• [What to produce]
From the entries below, copy every line holding the word "监督检查".
*** Records shown ***
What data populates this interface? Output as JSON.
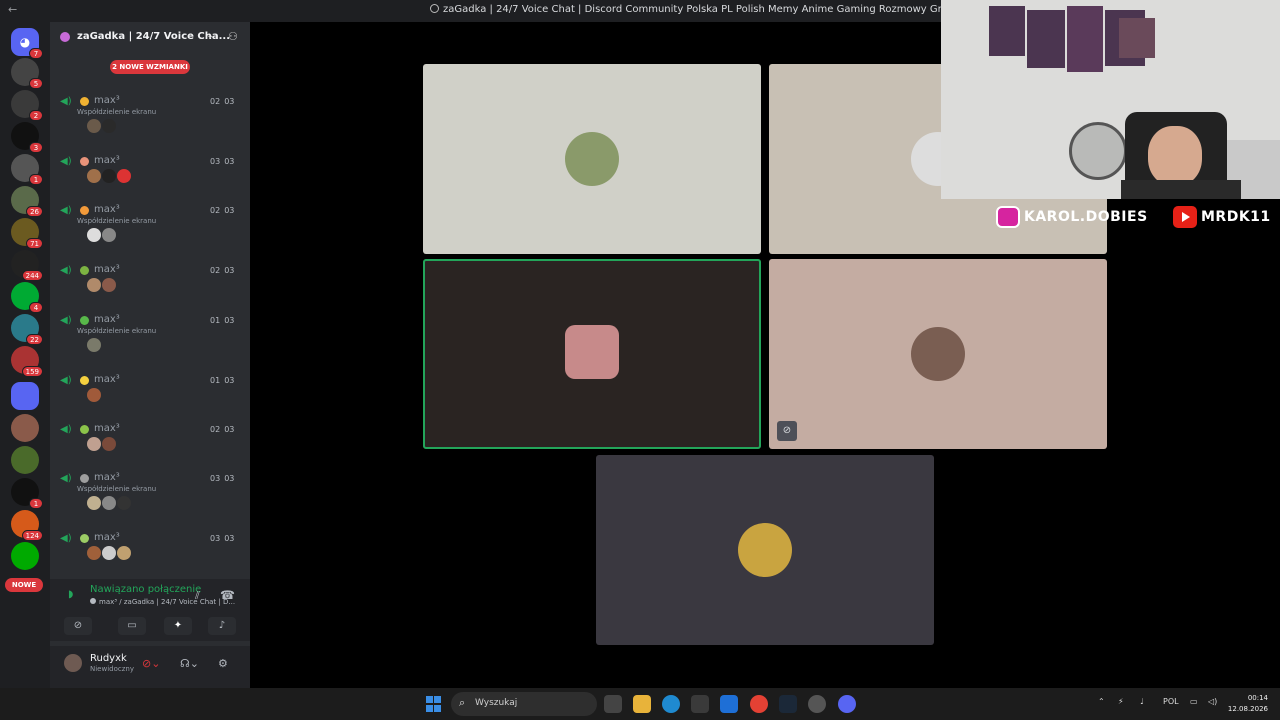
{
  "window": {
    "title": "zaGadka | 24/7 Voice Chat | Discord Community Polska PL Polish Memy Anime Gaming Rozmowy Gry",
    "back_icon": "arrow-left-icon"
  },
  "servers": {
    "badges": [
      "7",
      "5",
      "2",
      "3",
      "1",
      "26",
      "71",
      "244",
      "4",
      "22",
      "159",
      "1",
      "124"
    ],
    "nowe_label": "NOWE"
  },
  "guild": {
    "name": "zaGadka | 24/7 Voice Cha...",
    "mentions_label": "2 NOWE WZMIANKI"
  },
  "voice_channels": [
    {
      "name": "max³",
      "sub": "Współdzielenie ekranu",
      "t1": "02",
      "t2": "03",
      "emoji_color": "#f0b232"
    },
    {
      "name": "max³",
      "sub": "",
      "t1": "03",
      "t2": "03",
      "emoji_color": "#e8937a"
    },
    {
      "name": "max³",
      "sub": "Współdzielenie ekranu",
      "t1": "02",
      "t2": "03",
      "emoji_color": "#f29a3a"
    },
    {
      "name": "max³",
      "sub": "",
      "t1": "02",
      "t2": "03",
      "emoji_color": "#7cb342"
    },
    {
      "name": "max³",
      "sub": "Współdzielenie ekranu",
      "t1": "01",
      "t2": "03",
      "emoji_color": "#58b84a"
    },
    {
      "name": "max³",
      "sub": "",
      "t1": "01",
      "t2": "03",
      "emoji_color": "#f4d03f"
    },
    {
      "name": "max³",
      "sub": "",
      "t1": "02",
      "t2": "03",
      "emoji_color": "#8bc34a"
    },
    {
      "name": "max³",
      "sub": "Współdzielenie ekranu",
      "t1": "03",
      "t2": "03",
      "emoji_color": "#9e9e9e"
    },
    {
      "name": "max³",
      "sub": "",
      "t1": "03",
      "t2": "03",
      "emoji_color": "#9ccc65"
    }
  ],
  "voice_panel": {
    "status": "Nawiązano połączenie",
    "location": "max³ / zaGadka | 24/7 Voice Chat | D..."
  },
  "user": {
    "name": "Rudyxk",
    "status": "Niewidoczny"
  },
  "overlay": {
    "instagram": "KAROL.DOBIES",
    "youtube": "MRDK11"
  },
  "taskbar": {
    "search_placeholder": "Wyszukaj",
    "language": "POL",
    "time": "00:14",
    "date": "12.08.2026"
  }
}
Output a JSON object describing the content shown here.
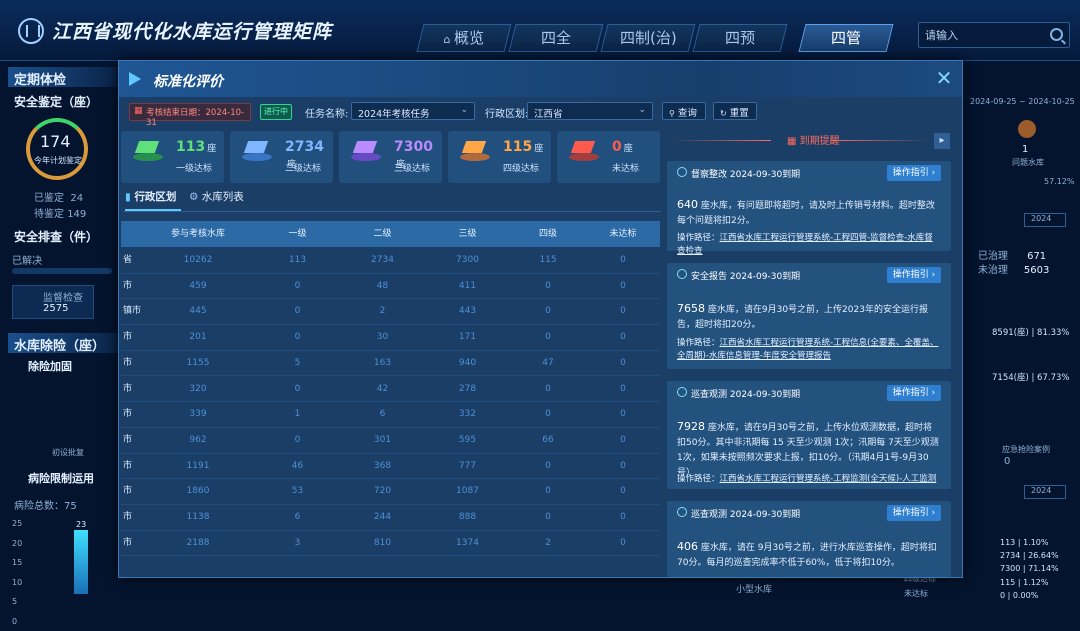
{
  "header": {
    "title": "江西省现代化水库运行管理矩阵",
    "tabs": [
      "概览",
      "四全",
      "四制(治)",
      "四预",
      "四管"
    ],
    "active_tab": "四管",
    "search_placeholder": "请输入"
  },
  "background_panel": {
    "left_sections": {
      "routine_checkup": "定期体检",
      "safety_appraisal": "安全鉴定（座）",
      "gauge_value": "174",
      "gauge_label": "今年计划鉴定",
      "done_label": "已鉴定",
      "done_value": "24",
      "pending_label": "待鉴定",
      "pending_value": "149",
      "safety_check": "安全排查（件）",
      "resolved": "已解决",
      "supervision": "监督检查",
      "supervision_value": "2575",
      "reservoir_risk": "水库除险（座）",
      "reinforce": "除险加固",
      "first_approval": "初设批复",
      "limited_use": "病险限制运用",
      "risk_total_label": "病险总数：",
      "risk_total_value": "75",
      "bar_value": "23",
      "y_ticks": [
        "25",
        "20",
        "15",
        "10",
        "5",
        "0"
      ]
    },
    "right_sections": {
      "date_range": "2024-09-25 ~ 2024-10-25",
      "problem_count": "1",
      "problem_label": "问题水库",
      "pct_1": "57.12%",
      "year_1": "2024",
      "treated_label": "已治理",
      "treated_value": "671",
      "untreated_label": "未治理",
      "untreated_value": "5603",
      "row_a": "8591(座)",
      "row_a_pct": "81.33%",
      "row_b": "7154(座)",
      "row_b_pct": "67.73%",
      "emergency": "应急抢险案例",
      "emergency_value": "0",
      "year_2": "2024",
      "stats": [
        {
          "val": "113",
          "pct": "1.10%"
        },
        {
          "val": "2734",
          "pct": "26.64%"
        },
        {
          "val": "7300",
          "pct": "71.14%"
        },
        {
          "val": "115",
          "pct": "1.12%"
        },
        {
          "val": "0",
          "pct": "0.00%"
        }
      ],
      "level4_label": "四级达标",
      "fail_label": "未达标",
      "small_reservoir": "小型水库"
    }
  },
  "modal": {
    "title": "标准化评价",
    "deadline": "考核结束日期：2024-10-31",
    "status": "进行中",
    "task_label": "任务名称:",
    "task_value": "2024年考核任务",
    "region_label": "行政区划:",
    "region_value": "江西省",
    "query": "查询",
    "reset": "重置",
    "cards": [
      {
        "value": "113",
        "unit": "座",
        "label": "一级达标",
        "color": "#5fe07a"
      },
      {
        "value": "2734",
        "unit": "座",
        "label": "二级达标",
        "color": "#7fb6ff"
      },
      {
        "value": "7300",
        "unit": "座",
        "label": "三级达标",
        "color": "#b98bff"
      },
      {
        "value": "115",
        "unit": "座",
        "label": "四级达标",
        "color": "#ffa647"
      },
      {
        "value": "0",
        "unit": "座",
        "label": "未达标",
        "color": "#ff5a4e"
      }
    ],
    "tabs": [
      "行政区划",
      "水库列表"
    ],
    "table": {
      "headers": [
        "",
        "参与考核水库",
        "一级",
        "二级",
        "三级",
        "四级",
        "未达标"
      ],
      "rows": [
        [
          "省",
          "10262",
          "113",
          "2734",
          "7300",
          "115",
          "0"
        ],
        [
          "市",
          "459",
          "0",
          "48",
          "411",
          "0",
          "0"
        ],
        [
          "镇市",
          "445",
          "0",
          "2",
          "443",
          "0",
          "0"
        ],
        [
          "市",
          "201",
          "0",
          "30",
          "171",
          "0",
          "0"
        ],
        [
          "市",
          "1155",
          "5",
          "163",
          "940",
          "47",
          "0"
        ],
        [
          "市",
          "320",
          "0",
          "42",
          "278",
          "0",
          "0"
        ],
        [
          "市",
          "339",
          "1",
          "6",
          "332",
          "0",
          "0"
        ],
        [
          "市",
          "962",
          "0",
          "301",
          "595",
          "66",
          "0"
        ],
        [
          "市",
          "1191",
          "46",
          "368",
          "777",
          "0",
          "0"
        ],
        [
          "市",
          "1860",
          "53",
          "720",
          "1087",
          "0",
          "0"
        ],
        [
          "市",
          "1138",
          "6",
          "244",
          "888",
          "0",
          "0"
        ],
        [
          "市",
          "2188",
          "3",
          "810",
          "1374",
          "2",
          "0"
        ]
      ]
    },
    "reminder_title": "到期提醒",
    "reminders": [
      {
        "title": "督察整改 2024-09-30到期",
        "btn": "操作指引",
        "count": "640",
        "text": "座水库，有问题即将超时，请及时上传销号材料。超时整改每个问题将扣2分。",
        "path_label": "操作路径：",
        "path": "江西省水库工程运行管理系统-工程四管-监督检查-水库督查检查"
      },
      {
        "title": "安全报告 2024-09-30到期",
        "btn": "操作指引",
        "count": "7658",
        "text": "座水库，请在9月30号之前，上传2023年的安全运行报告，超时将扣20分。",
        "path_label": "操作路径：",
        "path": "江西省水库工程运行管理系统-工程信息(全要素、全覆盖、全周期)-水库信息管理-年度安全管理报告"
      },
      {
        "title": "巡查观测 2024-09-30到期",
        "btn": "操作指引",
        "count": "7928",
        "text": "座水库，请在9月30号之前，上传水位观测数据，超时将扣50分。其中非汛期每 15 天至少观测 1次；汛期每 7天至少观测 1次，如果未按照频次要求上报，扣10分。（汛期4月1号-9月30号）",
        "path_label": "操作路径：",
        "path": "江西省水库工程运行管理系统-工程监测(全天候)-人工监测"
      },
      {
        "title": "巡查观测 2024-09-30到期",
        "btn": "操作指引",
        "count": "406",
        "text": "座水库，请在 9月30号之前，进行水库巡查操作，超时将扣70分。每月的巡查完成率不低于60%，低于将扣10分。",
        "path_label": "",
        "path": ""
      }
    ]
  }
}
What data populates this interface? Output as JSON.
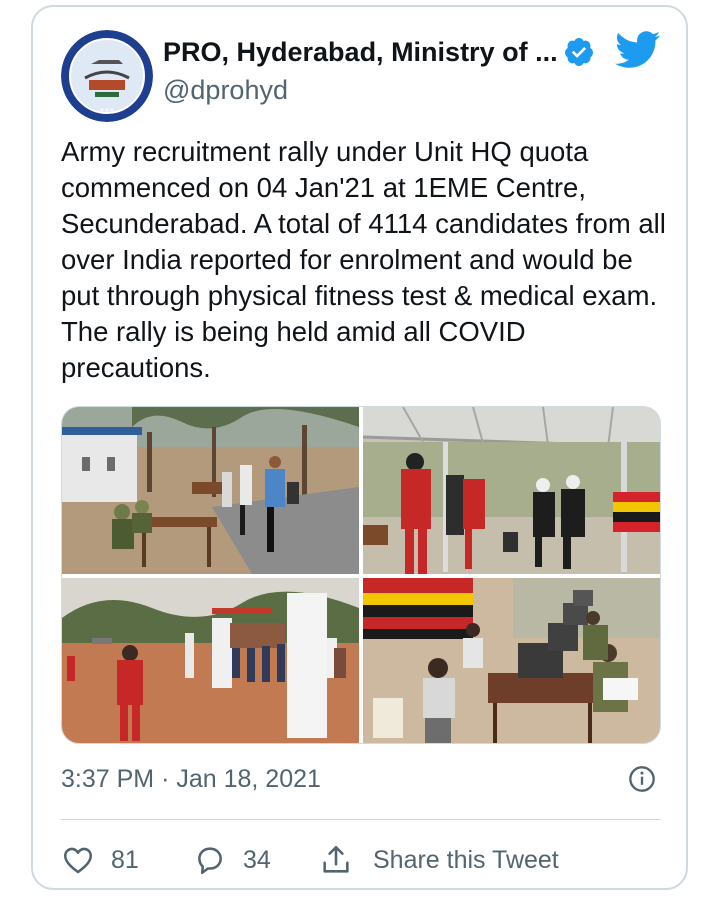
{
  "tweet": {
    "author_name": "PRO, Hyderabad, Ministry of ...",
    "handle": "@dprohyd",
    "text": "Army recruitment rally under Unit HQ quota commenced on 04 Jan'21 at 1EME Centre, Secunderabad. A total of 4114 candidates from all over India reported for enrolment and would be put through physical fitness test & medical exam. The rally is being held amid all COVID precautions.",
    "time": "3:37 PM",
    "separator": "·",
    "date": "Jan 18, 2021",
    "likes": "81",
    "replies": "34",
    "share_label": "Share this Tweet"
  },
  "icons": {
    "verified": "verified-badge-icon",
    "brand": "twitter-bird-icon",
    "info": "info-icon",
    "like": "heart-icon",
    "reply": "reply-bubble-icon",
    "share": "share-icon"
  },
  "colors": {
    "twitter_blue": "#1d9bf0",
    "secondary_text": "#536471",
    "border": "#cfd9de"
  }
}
***
• [Solution for this exercise]
      "supervision": "监督检查",
        "path": "江西省水库工程运行管理系统-工程四管-监督检查-水库督查检查"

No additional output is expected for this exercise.